### GIVEN DATA
■ ■ ■ ■ ■ ■ ■

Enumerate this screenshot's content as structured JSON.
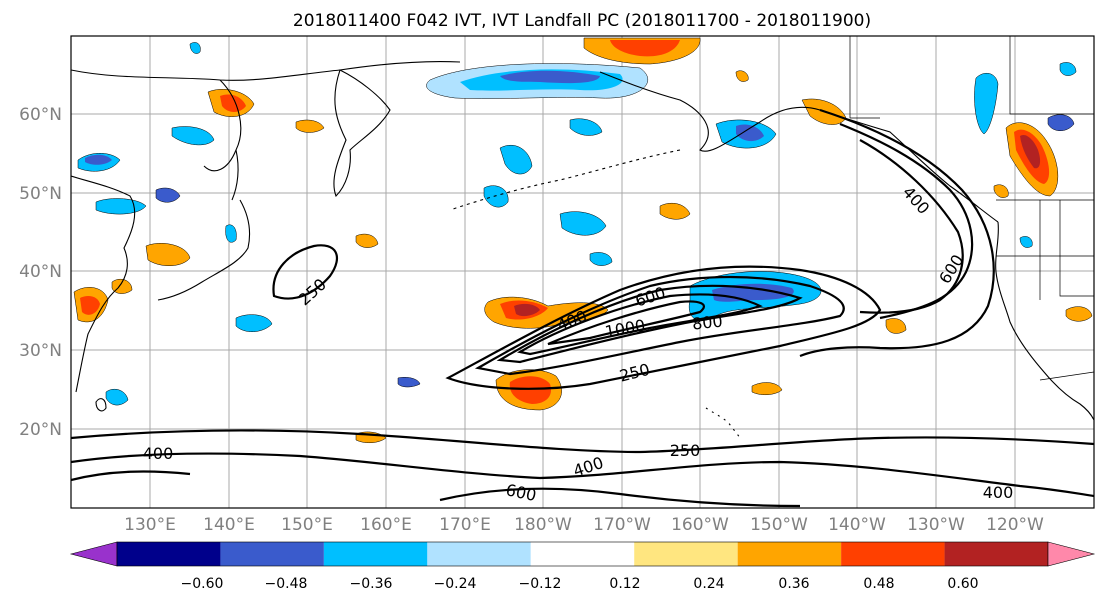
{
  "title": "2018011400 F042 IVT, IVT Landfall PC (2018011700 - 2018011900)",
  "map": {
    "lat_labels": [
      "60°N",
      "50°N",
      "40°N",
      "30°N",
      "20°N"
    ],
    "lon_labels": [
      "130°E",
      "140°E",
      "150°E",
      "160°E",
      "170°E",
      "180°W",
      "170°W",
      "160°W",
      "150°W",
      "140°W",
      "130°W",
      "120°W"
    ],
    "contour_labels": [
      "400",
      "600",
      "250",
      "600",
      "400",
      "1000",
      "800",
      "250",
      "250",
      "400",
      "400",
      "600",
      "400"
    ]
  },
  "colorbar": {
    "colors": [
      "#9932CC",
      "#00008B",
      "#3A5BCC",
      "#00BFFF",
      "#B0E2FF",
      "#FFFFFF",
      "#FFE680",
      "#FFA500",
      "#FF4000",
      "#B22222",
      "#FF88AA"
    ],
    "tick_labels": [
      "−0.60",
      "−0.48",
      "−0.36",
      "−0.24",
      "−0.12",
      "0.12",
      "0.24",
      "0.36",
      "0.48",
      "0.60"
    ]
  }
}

■ ■ ■ ■ ■ ■ ■

### WORK INSTRUCTIONS
Each record above must be returned exactly as written, with its pictures omitted.

### ANSWER TO THE PROBLEM
Enumerate this screenshot's content as structured JSON.
{
  "title": "2018011400 F042 IVT, IVT Landfall PC (2018011700 - 2018011900)",
  "map": {
    "lat_labels": [
      "60°N",
      "50°N",
      "40°N",
      "30°N",
      "20°N"
    ],
    "lon_labels": [
      "130°E",
      "140°E",
      "150°E",
      "160°E",
      "170°E",
      "180°W",
      "170°W",
      "160°W",
      "150°W",
      "140°W",
      "130°W",
      "120°W"
    ],
    "contour_labels": [
      "400",
      "600",
      "250",
      "600",
      "400",
      "1000",
      "800",
      "250",
      "250",
      "400",
      "400",
      "600",
      "400"
    ]
  },
  "colorbar": {
    "colors": [
      "#9932CC",
      "#00008B",
      "#3A5BCC",
      "#00BFFF",
      "#B0E2FF",
      "#FFFFFF",
      "#FFE680",
      "#FFA500",
      "#FF4000",
      "#B22222",
      "#FF88AA"
    ],
    "tick_labels": [
      "−0.60",
      "−0.48",
      "−0.36",
      "−0.24",
      "−0.12",
      "0.12",
      "0.24",
      "0.36",
      "0.48",
      "0.60"
    ]
  }
}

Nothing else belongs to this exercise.